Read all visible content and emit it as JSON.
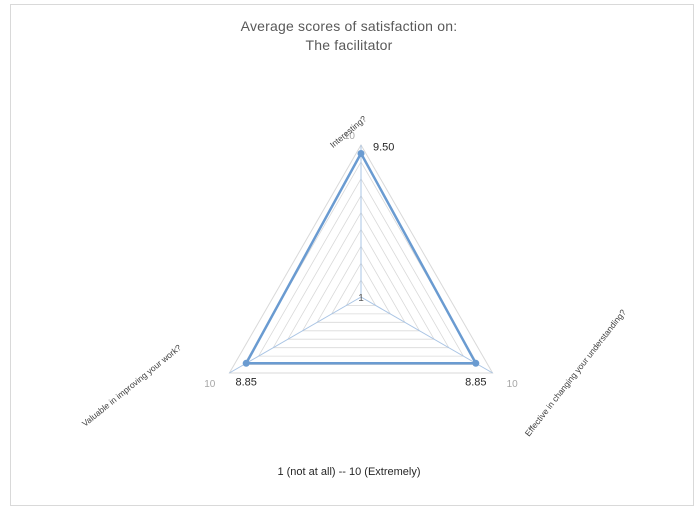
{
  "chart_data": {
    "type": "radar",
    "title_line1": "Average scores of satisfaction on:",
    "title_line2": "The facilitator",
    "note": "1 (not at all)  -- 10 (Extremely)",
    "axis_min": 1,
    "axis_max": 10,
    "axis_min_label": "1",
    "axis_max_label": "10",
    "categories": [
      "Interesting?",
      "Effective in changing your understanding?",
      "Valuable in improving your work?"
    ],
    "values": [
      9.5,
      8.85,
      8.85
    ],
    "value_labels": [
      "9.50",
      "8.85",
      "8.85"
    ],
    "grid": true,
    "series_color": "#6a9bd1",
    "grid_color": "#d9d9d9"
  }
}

********

Transcribe every line in the entries above, taking out only the images.

▶ **RIGHT ANSWER**:
Read all visible content and emit it as JSON.
{
  "chart_data": {
    "type": "radar",
    "title_line1": "Average scores of satisfaction on:",
    "title_line2": "The facilitator",
    "note": "1 (not at all)  -- 10 (Extremely)",
    "axis_min": 1,
    "axis_max": 10,
    "axis_min_label": "1",
    "axis_max_label": "10",
    "categories": [
      "Interesting?",
      "Effective in changing your understanding?",
      "Valuable in improving your work?"
    ],
    "values": [
      9.5,
      8.85,
      8.85
    ],
    "value_labels": [
      "9.50",
      "8.85",
      "8.85"
    ],
    "grid": true,
    "series_color": "#6a9bd1",
    "grid_color": "#d9d9d9"
  }
}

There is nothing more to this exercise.